▸ **Data provided**
---+---

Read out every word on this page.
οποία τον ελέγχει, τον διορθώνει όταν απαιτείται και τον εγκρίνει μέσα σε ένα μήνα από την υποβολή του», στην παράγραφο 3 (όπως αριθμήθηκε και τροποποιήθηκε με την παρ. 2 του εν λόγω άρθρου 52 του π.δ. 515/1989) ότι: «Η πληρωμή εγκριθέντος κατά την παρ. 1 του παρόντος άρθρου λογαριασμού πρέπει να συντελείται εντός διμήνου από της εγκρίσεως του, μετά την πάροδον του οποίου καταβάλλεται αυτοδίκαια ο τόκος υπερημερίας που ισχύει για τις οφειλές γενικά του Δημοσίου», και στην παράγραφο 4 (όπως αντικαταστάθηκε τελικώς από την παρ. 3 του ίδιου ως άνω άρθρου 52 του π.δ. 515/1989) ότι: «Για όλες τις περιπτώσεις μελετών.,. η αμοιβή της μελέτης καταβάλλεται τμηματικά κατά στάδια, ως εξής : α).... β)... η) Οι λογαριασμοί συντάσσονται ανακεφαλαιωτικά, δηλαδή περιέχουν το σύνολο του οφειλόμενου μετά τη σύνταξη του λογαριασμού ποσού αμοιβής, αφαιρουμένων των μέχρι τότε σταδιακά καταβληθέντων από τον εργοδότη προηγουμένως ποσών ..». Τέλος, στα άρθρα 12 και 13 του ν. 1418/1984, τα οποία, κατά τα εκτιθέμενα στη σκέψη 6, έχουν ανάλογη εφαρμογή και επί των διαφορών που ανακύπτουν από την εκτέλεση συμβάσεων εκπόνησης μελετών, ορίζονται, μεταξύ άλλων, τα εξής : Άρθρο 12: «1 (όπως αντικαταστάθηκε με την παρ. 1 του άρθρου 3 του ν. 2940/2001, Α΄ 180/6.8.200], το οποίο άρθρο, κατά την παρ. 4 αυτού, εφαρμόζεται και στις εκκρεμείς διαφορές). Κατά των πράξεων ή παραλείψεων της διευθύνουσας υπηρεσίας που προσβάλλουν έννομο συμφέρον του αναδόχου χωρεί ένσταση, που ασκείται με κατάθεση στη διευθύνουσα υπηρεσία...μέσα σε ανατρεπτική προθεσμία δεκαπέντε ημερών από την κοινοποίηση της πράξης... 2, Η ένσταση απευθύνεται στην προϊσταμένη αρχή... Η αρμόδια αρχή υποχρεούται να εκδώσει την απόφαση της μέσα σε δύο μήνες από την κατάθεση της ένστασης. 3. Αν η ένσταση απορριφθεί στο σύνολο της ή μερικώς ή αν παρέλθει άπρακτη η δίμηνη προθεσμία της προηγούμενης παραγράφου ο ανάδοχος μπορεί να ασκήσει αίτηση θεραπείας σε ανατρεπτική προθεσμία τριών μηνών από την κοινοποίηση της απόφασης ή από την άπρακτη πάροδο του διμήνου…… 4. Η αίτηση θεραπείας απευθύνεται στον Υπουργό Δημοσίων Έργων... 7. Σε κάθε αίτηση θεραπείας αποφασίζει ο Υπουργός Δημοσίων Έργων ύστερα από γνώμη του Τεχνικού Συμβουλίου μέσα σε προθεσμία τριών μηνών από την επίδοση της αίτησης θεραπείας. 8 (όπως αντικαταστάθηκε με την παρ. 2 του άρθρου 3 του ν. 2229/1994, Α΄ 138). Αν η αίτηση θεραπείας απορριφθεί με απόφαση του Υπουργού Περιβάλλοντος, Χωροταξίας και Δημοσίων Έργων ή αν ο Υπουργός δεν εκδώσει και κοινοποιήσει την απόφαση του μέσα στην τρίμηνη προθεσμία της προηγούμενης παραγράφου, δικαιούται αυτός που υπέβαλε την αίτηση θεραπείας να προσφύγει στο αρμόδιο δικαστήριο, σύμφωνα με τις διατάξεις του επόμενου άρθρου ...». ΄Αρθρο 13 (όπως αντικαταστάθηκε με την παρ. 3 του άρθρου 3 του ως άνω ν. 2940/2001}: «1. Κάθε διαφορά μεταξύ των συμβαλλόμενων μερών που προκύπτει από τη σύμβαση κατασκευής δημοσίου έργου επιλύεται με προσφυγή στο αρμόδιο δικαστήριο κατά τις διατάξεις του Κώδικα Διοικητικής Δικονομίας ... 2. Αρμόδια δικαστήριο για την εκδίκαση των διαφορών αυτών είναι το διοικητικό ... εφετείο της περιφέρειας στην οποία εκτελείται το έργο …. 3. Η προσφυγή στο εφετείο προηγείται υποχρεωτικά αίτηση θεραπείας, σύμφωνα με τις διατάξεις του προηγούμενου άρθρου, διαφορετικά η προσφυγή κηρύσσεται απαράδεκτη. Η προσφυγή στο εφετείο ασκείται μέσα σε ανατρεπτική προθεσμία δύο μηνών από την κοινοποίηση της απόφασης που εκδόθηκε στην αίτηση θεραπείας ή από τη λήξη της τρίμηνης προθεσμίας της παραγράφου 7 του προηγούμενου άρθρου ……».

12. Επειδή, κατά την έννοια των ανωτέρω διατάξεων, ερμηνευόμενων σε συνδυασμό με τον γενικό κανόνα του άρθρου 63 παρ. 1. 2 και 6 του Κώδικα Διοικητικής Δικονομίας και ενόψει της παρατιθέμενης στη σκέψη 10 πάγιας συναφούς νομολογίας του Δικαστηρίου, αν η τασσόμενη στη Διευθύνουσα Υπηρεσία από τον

---+---

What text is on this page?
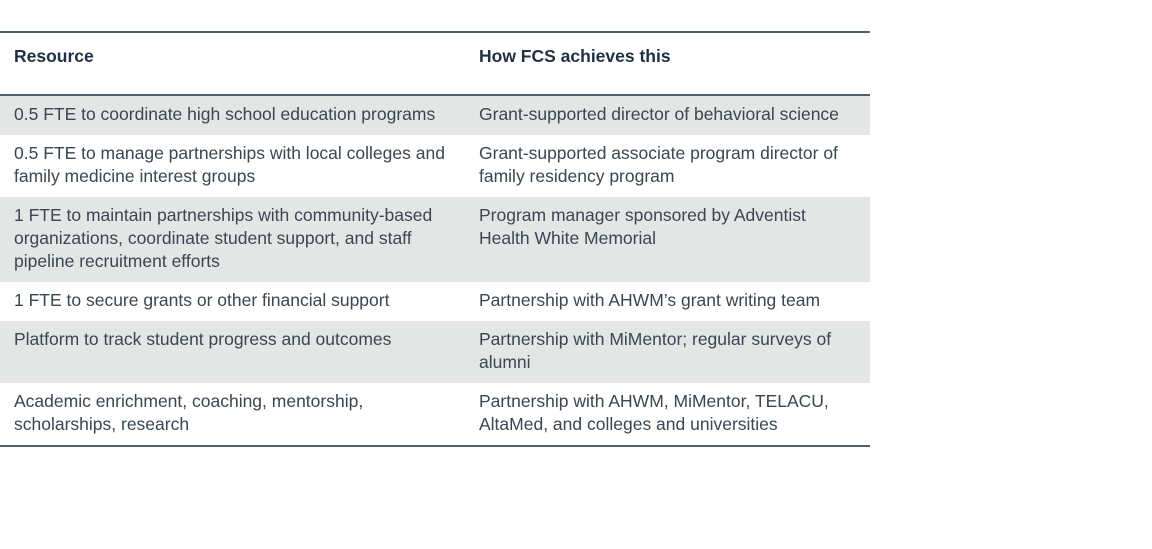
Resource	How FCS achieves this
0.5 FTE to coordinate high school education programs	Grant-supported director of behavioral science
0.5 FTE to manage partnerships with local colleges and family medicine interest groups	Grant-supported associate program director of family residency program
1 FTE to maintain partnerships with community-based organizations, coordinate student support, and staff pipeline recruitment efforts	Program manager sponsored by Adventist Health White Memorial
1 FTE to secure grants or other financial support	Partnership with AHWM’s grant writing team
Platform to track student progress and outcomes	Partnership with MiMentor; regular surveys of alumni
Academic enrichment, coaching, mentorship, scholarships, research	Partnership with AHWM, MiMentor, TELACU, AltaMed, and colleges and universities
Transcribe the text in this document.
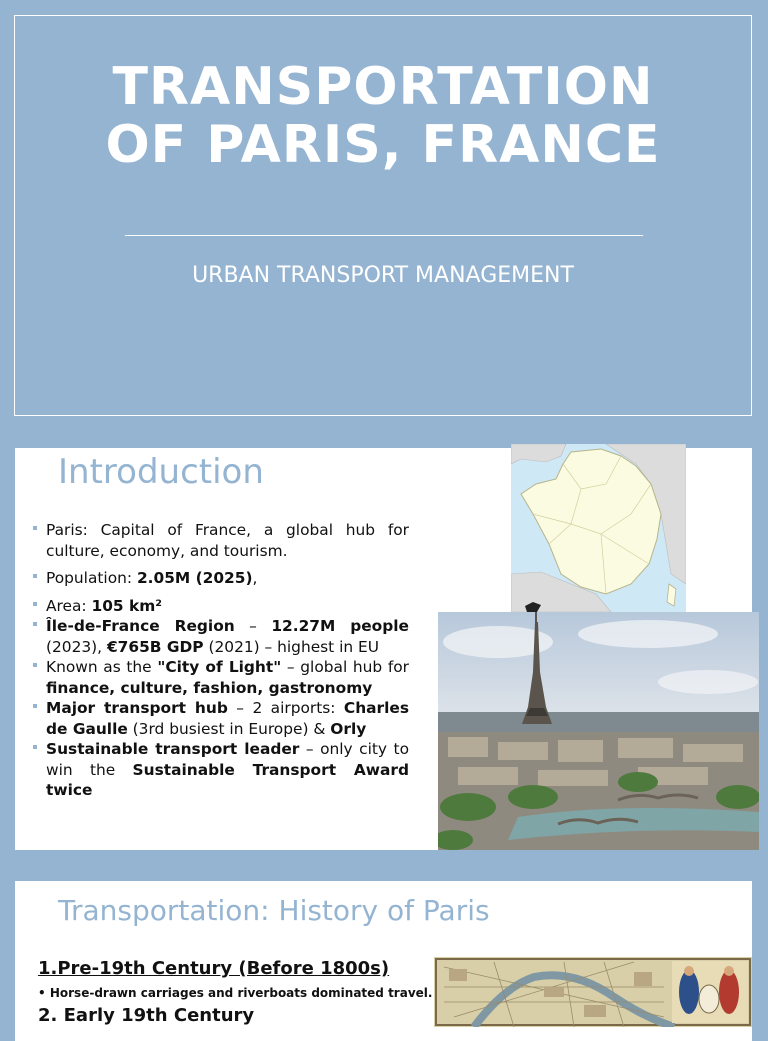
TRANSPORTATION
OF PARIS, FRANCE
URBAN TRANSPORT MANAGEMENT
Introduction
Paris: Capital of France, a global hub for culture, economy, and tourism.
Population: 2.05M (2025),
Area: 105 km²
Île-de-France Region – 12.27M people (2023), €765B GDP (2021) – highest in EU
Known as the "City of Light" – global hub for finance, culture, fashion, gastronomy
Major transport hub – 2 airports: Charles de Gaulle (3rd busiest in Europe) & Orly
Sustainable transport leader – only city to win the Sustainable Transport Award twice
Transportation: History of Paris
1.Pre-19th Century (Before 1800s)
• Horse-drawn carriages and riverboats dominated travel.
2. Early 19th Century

---+---

▸ **Work required**
Extract each line from the listing that holds the word "Century".

▸ **Written response**
1.Pre-19th Century (Before 1800s)
2. Early 19th Century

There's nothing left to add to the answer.